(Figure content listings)
......

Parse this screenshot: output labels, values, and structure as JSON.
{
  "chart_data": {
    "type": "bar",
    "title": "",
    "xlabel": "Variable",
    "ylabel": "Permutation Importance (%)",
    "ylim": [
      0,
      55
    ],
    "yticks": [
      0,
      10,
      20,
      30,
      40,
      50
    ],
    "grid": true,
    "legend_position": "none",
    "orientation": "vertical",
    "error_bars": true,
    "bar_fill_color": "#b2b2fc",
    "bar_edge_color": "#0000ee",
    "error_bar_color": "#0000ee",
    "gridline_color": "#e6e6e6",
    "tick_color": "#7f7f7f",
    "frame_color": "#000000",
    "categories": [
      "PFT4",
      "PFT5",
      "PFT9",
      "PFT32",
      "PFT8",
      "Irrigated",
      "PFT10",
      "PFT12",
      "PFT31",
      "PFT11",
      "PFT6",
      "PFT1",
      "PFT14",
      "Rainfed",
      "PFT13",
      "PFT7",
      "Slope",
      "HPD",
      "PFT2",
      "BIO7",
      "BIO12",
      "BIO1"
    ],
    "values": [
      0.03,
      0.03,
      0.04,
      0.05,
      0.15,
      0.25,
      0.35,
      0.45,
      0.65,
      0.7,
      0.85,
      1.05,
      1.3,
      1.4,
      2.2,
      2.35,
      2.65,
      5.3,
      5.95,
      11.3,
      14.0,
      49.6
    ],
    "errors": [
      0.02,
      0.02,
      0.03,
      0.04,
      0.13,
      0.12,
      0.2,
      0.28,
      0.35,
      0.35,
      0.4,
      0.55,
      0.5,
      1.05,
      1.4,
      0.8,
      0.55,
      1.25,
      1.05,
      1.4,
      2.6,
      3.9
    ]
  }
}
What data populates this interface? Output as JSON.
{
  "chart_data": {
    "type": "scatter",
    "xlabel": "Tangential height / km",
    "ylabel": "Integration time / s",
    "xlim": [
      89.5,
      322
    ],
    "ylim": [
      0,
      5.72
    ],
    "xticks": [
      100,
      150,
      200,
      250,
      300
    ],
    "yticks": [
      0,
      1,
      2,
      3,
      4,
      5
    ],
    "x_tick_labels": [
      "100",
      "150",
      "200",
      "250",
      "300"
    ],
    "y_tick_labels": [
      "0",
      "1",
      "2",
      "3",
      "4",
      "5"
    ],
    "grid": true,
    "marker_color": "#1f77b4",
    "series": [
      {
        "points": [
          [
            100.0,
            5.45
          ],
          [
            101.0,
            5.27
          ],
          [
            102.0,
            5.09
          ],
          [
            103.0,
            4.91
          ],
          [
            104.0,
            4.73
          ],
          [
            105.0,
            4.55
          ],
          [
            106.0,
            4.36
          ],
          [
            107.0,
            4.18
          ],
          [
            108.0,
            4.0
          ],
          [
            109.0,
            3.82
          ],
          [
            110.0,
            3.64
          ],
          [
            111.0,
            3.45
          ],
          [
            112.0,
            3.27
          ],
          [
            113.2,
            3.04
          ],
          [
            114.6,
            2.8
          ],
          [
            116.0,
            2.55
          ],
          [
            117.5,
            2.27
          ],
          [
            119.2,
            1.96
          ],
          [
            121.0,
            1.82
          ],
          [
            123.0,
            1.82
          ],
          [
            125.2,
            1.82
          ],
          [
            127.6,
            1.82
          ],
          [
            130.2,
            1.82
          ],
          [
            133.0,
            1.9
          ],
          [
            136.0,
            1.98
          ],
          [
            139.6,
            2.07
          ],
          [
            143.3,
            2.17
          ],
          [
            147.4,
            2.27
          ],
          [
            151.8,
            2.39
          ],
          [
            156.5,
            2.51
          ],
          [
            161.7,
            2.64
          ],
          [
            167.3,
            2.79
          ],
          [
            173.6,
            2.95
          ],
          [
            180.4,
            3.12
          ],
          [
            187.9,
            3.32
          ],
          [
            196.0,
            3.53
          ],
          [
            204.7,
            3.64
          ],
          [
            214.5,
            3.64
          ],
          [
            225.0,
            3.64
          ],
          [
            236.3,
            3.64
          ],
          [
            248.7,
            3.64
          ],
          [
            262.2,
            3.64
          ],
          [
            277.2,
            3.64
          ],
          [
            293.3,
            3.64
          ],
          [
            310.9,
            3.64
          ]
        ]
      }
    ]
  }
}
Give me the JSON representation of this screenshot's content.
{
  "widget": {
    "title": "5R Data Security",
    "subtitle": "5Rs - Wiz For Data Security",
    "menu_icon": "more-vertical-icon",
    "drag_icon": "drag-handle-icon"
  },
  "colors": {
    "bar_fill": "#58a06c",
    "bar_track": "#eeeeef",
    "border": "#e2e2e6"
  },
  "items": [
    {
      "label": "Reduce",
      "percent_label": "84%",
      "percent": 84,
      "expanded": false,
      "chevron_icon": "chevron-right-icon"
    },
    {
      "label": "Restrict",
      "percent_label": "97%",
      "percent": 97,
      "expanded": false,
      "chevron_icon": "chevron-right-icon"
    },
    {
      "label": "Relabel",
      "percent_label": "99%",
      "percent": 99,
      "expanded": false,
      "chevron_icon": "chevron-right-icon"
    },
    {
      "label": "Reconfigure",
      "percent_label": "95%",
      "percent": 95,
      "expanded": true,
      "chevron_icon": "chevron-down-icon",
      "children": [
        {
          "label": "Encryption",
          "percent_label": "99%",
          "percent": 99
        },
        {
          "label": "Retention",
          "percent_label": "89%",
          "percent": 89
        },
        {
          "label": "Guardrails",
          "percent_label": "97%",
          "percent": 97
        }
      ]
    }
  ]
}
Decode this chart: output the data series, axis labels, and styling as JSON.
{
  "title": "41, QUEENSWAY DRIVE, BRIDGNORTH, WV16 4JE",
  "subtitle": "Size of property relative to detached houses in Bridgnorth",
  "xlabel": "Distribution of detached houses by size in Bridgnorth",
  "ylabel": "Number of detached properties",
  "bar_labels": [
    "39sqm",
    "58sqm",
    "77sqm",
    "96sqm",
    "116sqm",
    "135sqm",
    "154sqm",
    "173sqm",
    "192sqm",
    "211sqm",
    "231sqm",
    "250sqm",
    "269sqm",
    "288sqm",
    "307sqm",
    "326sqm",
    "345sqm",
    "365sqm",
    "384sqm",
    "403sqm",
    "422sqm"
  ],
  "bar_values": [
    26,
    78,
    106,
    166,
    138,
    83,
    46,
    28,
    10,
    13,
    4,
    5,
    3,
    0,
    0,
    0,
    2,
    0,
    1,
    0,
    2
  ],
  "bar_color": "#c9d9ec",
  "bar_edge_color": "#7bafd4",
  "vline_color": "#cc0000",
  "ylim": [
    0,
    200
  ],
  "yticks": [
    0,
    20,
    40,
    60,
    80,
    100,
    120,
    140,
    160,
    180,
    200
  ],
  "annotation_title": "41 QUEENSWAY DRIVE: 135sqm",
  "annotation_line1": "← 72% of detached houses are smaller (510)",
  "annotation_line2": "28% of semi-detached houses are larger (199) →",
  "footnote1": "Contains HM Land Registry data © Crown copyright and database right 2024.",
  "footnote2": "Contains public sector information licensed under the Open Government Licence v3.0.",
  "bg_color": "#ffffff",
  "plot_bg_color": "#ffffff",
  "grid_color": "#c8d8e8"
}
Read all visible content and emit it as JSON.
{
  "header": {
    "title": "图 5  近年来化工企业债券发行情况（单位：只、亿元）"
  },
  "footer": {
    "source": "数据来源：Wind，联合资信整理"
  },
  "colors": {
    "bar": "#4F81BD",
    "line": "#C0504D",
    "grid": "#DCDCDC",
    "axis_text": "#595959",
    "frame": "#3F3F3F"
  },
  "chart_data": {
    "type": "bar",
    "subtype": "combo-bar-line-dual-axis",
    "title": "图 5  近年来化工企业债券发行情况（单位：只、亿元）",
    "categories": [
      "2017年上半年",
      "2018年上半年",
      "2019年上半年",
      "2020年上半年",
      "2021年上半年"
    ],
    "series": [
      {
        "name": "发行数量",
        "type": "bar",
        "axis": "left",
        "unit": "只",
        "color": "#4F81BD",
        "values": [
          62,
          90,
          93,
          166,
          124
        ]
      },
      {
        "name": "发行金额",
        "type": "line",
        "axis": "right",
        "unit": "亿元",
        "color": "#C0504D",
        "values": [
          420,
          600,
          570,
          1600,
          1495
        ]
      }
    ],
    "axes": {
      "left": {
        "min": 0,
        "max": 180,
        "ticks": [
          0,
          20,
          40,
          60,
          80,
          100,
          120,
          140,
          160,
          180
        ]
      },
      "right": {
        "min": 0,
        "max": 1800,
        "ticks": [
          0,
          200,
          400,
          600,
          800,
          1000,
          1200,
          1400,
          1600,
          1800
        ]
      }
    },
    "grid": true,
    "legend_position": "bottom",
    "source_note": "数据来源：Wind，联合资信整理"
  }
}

......

→ **Task statement**
Gather all lines of the records that include the word "Wind".

→ **Task output**
    "source": "数据来源：Wind，联合资信整理"
    "source_note": "数据来源：Wind，联合资信整理"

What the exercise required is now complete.